__Prompt__:
Without the images, write out the whole listing exactly.

__Data excerpts__:
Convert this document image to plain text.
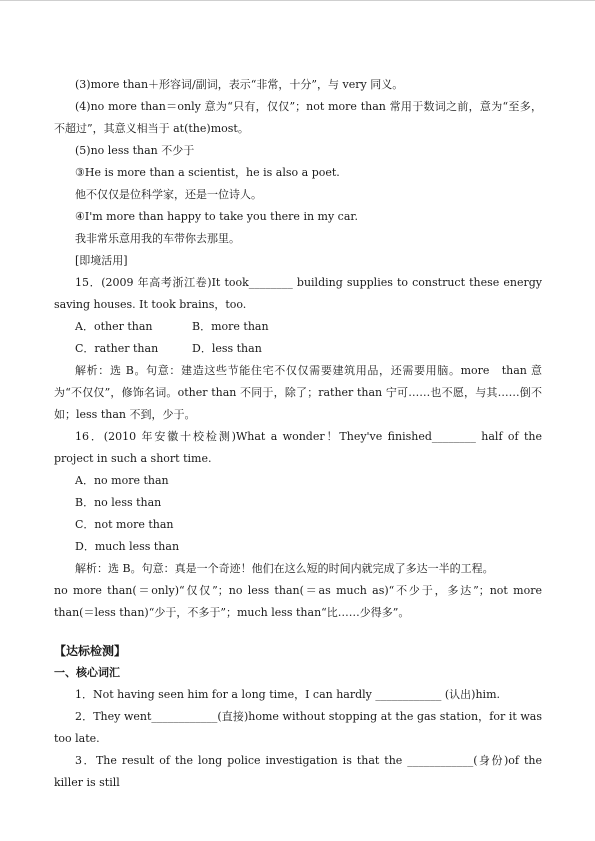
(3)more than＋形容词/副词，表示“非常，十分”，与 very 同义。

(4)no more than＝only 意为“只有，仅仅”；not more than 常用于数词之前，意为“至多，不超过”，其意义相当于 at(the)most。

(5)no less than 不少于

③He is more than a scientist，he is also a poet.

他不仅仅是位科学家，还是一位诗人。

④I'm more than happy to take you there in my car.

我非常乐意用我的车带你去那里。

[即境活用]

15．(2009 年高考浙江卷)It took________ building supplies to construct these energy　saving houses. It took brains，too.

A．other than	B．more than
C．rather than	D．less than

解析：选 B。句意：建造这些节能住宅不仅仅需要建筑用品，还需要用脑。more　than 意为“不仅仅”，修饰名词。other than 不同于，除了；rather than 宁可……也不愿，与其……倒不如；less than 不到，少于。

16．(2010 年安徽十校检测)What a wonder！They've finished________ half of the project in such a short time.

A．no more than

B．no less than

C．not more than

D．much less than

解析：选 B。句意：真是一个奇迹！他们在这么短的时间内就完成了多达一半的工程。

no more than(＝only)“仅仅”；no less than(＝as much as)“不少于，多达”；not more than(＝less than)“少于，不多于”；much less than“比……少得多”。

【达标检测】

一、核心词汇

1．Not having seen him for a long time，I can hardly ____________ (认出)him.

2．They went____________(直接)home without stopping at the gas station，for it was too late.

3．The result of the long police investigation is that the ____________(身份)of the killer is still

__Written solution__:
Convert this document image to plain text.
(3)more than＋形容词/副词，表示“非常，十分”，与 very 同义。

(4)no more than＝only 意为“只有，仅仅”；not more than 常用于数词之前，意为“至多，不超过”，其意义相当于 at(the)most。

(5)no less than 不少于

③He is more than a scientist，he is also a poet.

他不仅仅是位科学家，还是一位诗人。

④I'm more than happy to take you there in my car.

我非常乐意用我的车带你去那里。

[即境活用]

15．(2009 年高考浙江卷)It took________ building supplies to construct these energy　saving houses. It took brains，too.

A．other than	B．more than
C．rather than	D．less than

解析：选 B。句意：建造这些节能住宅不仅仅需要建筑用品，还需要用脑。more　than 意为“不仅仅”，修饰名词。other than 不同于，除了；rather than 宁可……也不愿，与其……倒不如；less than 不到，少于。

16．(2010 年安徽十校检测)What a wonder！They've finished________ half of the project in such a short time.

A．no more than

B．no less than

C．not more than

D．much less than

解析：选 B。句意：真是一个奇迹！他们在这么短的时间内就完成了多达一半的工程。

no more than(＝only)“仅仅”；no less than(＝as much as)“不少于，多达”；not more than(＝less than)“少于，不多于”；much less than“比……少得多”。

【达标检测】

一、核心词汇

1．Not having seen him for a long time，I can hardly ____________ (认出)him.

2．They went____________(直接)home without stopping at the gas station，for it was too late.

3．The result of the long police investigation is that the ____________(身份)of the killer is still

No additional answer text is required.